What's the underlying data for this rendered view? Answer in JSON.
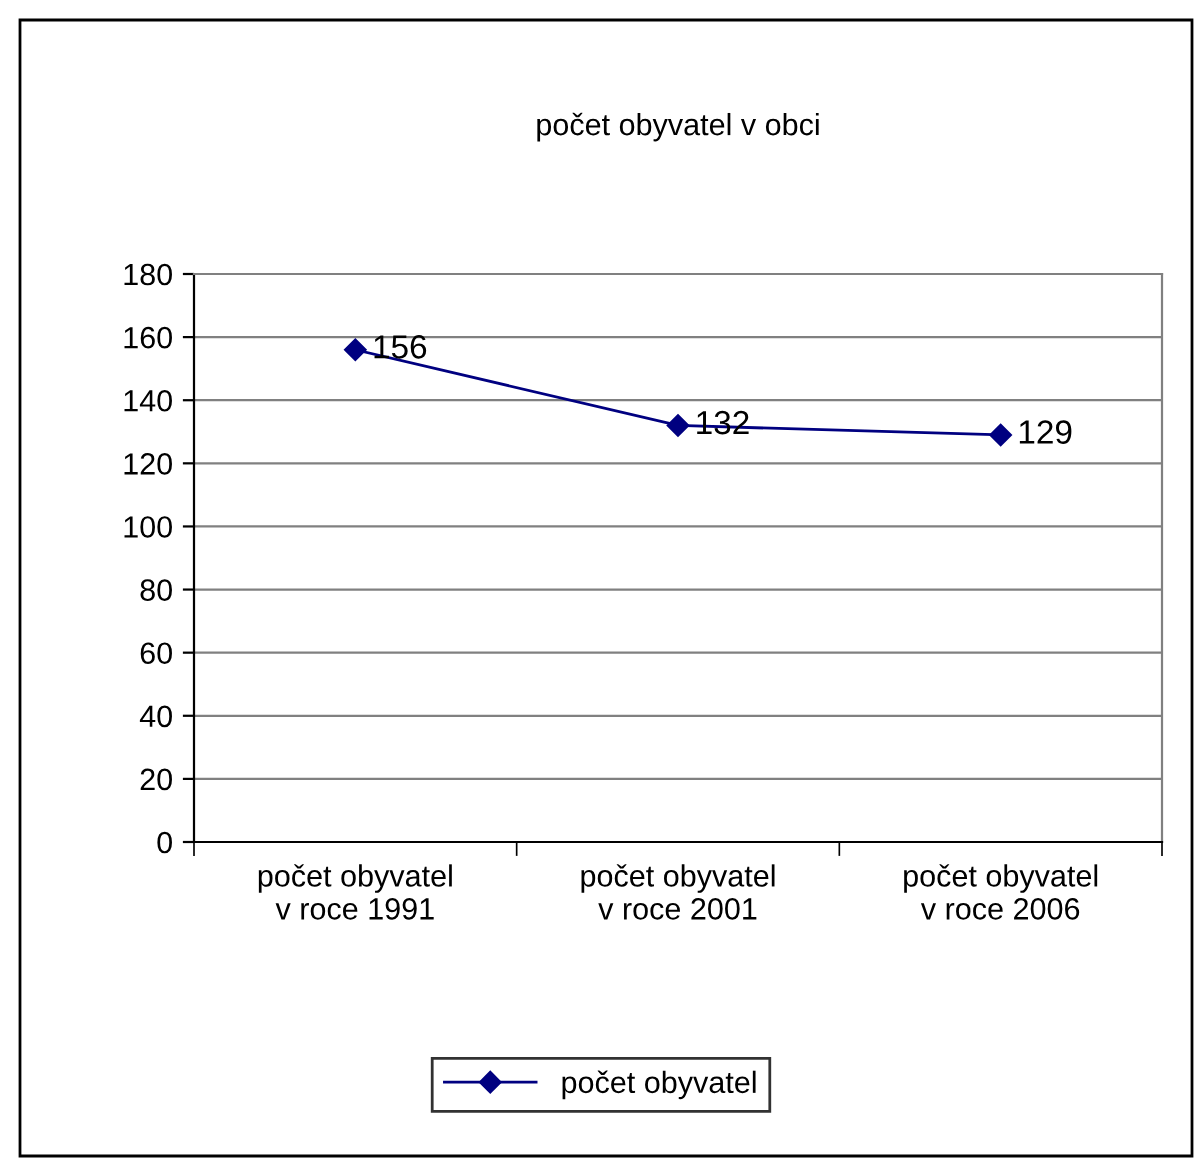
{
  "chart_data": {
    "type": "line",
    "title": "počet obyvatel v obci",
    "categories": [
      "počet obyvatel\nv roce 1991",
      "počet obyvatel\nv roce 2001",
      "počet obyvatel\nv roce 2006"
    ],
    "series": [
      {
        "name": "počet obyvatel",
        "color": "#000080",
        "values": [
          156,
          132,
          129
        ]
      }
    ],
    "ylim": [
      0,
      180
    ],
    "yticks": [
      0,
      20,
      40,
      60,
      80,
      100,
      120,
      140,
      160,
      180
    ],
    "grid": "y",
    "legend": "bottom",
    "marker": "diamond",
    "line_style": "solid",
    "data_labels": true
  }
}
****************
Repeat the data exactly, dropping every picture it holds.

What's the underlying data for this rendered view? Answer in JSON.
{
  "chart_data": {
    "type": "line",
    "title": "počet obyvatel v obci",
    "categories": [
      "počet obyvatel\nv roce 1991",
      "počet obyvatel\nv roce 2001",
      "počet obyvatel\nv roce 2006"
    ],
    "series": [
      {
        "name": "počet obyvatel",
        "color": "#000080",
        "values": [
          156,
          132,
          129
        ]
      }
    ],
    "ylim": [
      0,
      180
    ],
    "yticks": [
      0,
      20,
      40,
      60,
      80,
      100,
      120,
      140,
      160,
      180
    ],
    "grid": "y",
    "legend": "bottom",
    "marker": "diamond",
    "line_style": "solid",
    "data_labels": true
  }
}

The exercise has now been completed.